■ GIVEN RECORDS

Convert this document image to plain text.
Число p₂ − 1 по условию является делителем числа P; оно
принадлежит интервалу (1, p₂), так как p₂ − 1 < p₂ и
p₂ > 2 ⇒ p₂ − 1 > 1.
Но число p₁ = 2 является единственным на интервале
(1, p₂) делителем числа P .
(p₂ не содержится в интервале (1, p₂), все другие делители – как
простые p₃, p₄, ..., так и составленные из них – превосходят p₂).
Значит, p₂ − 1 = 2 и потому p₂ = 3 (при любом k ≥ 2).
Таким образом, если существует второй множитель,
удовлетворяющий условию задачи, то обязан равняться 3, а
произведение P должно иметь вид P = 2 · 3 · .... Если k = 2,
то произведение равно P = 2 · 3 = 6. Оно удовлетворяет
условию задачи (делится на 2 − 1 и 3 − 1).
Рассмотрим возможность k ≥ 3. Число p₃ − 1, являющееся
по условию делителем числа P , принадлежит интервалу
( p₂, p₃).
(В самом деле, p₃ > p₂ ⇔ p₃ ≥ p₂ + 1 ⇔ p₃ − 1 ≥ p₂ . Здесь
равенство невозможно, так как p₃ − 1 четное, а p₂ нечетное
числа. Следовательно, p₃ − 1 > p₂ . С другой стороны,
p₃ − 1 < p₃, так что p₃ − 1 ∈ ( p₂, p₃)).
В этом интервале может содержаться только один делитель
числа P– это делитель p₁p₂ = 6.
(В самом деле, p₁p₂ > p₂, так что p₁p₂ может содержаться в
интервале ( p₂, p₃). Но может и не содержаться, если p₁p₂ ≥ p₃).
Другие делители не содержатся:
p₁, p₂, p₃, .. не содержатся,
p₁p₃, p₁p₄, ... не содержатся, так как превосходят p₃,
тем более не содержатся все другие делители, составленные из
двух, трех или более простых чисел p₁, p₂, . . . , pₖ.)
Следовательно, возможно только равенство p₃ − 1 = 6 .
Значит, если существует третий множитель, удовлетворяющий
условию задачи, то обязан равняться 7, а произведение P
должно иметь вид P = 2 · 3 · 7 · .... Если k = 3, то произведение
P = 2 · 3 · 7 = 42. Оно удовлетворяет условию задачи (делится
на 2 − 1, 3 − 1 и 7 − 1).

■ TASK PROMPT
Write out every line of the data that holds the word "самом".

■ TASK RESULT
(В самом деле, p₃ > p₂ ⇔ p₃ ≥ p₂ + 1 ⇔ p₃ − 1 ≥ p₂ . Здесь
(В самом деле, p₁p₂ > p₂, так что p₁p₂ может содержаться в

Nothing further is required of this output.